PROBLEM STATEMENT: Quote the listing below in full and exactly as written, but omit every picture.

Dataset rows
══════════════════════════════

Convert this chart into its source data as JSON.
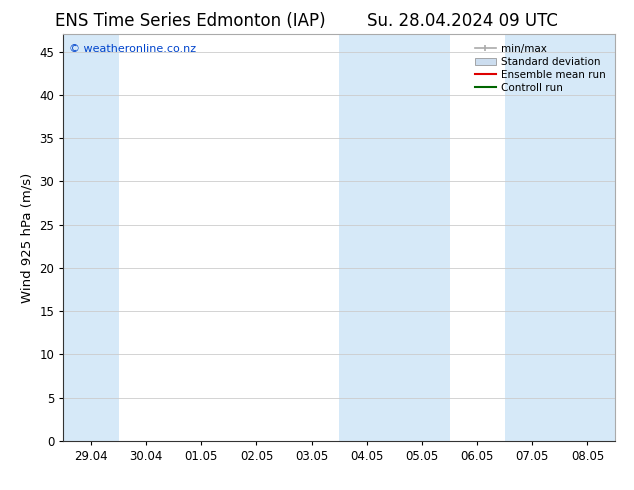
{
  "title_left": "ENS Time Series Edmonton (IAP)",
  "title_right": "Su. 28.04.2024 09 UTC",
  "ylabel": "Wind 925 hPa (m/s)",
  "watermark": "© weatheronline.co.nz",
  "ylim": [
    0,
    47
  ],
  "yticks": [
    0,
    5,
    10,
    15,
    20,
    25,
    30,
    35,
    40,
    45
  ],
  "xtick_labels": [
    "29.04",
    "30.04",
    "01.05",
    "02.05",
    "03.05",
    "04.05",
    "05.05",
    "06.05",
    "07.05",
    "08.05"
  ],
  "xtick_positions": [
    0,
    1,
    2,
    3,
    4,
    5,
    6,
    7,
    8,
    9
  ],
  "xlim": [
    -0.5,
    9.5
  ],
  "shaded_bands": [
    {
      "x_start": -0.5,
      "x_end": 0.5,
      "color": "#d6e9f8"
    },
    {
      "x_start": 4.5,
      "x_end": 5.5,
      "color": "#d6e9f8"
    },
    {
      "x_start": 5.5,
      "x_end": 6.5,
      "color": "#d6e9f8"
    },
    {
      "x_start": 7.5,
      "x_end": 8.5,
      "color": "#d6e9f8"
    },
    {
      "x_start": 8.5,
      "x_end": 9.5,
      "color": "#d6e9f8"
    }
  ],
  "legend_items": [
    {
      "label": "min/max",
      "color": "#aaaaaa",
      "type": "errorbar"
    },
    {
      "label": "Standard deviation",
      "color": "#ccddef",
      "type": "patch"
    },
    {
      "label": "Ensemble mean run",
      "color": "#dd0000",
      "type": "line"
    },
    {
      "label": "Controll run",
      "color": "#006600",
      "type": "line"
    }
  ],
  "bg_color": "#ffffff",
  "plot_bg_color": "#ffffff",
  "grid_color": "#cccccc",
  "title_fontsize": 12,
  "tick_fontsize": 8.5,
  "ylabel_fontsize": 9.5,
  "watermark_color": "#0044cc",
  "watermark_fontsize": 8
}
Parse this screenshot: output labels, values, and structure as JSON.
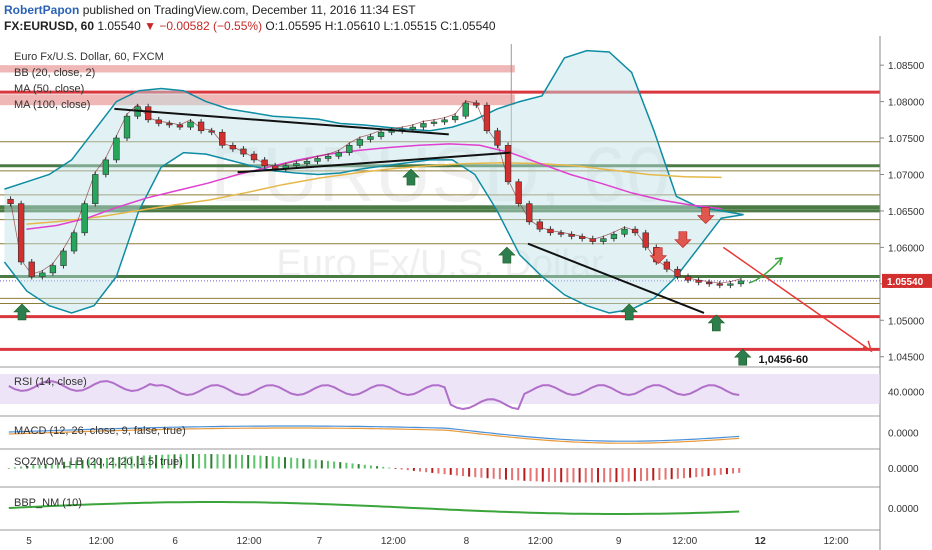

══════════════════════════════

COMPLETED EXERCISE:
Convert this chart into its source data as JSON.
{
  "title_left": "ENS Time Series Edmonton (IAP)",
  "title_right": "Su. 28.04.2024 09 UTC",
  "ylabel": "Wind 925 hPa (m/s)",
  "watermark": "© weatheronline.co.nz",
  "ylim": [
    0,
    47
  ],
  "yticks": [
    0,
    5,
    10,
    15,
    20,
    25,
    30,
    35,
    40,
    45
  ],
  "xtick_labels": [
    "29.04",
    "30.04",
    "01.05",
    "02.05",
    "03.05",
    "04.05",
    "05.05",
    "06.05",
    "07.05",
    "08.05"
  ],
  "xtick_positions": [
    0,
    1,
    2,
    3,
    4,
    5,
    6,
    7,
    8,
    9
  ],
  "xlim": [
    -0.5,
    9.5
  ],
  "shaded_bands": [
    {
      "x_start": -0.5,
      "x_end": 0.5,
      "color": "#d6e9f8"
    },
    {
      "x_start": 4.5,
      "x_end": 5.5,
      "color": "#d6e9f8"
    },
    {
      "x_start": 5.5,
      "x_end": 6.5,
      "color": "#d6e9f8"
    },
    {
      "x_start": 7.5,
      "x_end": 8.5,
      "color": "#d6e9f8"
    },
    {
      "x_start": 8.5,
      "x_end": 9.5,
      "color": "#d6e9f8"
    }
  ],
  "legend_items": [
    {
      "label": "min/max",
      "color": "#aaaaaa",
      "type": "errorbar"
    },
    {
      "label": "Standard deviation",
      "color": "#ccddef",
      "type": "patch"
    },
    {
      "label": "Ensemble mean run",
      "color": "#dd0000",
      "type": "line"
    },
    {
      "label": "Controll run",
      "color": "#006600",
      "type": "line"
    }
  ],
  "bg_color": "#ffffff",
  "plot_bg_color": "#ffffff",
  "grid_color": "#cccccc",
  "title_fontsize": 12,
  "tick_fontsize": 8.5,
  "ylabel_fontsize": 9.5,
  "watermark_color": "#0044cc",
  "watermark_fontsize": 8
}
Parse this screenshot: output labels, values, and structure as JSON.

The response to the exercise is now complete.